DATA SUPPLIED =>

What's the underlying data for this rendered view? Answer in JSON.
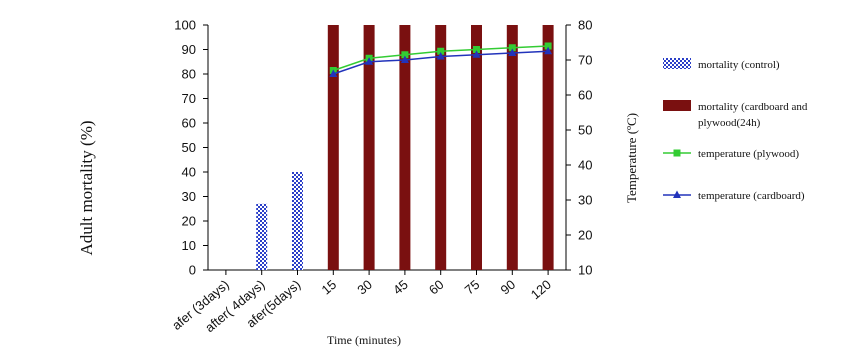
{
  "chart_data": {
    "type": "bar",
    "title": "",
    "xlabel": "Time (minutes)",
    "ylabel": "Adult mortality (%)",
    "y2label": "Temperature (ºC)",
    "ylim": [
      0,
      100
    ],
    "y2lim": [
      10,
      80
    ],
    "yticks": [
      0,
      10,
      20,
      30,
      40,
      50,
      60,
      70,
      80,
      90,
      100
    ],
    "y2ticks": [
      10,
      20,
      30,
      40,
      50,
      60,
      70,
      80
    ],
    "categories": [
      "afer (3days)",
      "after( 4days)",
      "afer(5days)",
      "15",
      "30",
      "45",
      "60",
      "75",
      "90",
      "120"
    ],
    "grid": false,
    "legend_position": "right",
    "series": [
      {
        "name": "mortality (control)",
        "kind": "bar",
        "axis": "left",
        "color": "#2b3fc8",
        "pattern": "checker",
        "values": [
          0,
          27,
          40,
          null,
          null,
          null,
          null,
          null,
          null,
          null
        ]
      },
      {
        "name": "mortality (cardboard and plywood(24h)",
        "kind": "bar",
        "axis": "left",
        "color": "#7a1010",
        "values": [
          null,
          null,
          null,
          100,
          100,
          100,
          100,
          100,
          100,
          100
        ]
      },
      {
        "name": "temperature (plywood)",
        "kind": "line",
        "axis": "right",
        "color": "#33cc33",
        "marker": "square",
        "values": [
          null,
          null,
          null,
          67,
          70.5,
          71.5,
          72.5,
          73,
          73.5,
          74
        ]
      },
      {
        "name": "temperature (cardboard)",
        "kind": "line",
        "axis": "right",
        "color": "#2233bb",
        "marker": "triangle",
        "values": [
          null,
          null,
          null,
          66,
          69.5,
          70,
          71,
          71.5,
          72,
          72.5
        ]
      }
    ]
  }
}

WORK TO BE COMPLETED => Quote the records above in full, dropping each picture.

EXPECTED ANSWER =>
What's the underlying data for this rendered view? Answer in JSON.
{
  "chart_data": {
    "type": "bar",
    "title": "",
    "xlabel": "Time (minutes)",
    "ylabel": "Adult mortality (%)",
    "y2label": "Temperature (ºC)",
    "ylim": [
      0,
      100
    ],
    "y2lim": [
      10,
      80
    ],
    "yticks": [
      0,
      10,
      20,
      30,
      40,
      50,
      60,
      70,
      80,
      90,
      100
    ],
    "y2ticks": [
      10,
      20,
      30,
      40,
      50,
      60,
      70,
      80
    ],
    "categories": [
      "afer (3days)",
      "after( 4days)",
      "afer(5days)",
      "15",
      "30",
      "45",
      "60",
      "75",
      "90",
      "120"
    ],
    "grid": false,
    "legend_position": "right",
    "series": [
      {
        "name": "mortality (control)",
        "kind": "bar",
        "axis": "left",
        "color": "#2b3fc8",
        "pattern": "checker",
        "values": [
          0,
          27,
          40,
          null,
          null,
          null,
          null,
          null,
          null,
          null
        ]
      },
      {
        "name": "mortality (cardboard and plywood(24h)",
        "kind": "bar",
        "axis": "left",
        "color": "#7a1010",
        "values": [
          null,
          null,
          null,
          100,
          100,
          100,
          100,
          100,
          100,
          100
        ]
      },
      {
        "name": "temperature (plywood)",
        "kind": "line",
        "axis": "right",
        "color": "#33cc33",
        "marker": "square",
        "values": [
          null,
          null,
          null,
          67,
          70.5,
          71.5,
          72.5,
          73,
          73.5,
          74
        ]
      },
      {
        "name": "temperature (cardboard)",
        "kind": "line",
        "axis": "right",
        "color": "#2233bb",
        "marker": "triangle",
        "values": [
          null,
          null,
          null,
          66,
          69.5,
          70,
          71,
          71.5,
          72,
          72.5
        ]
      }
    ]
  }
}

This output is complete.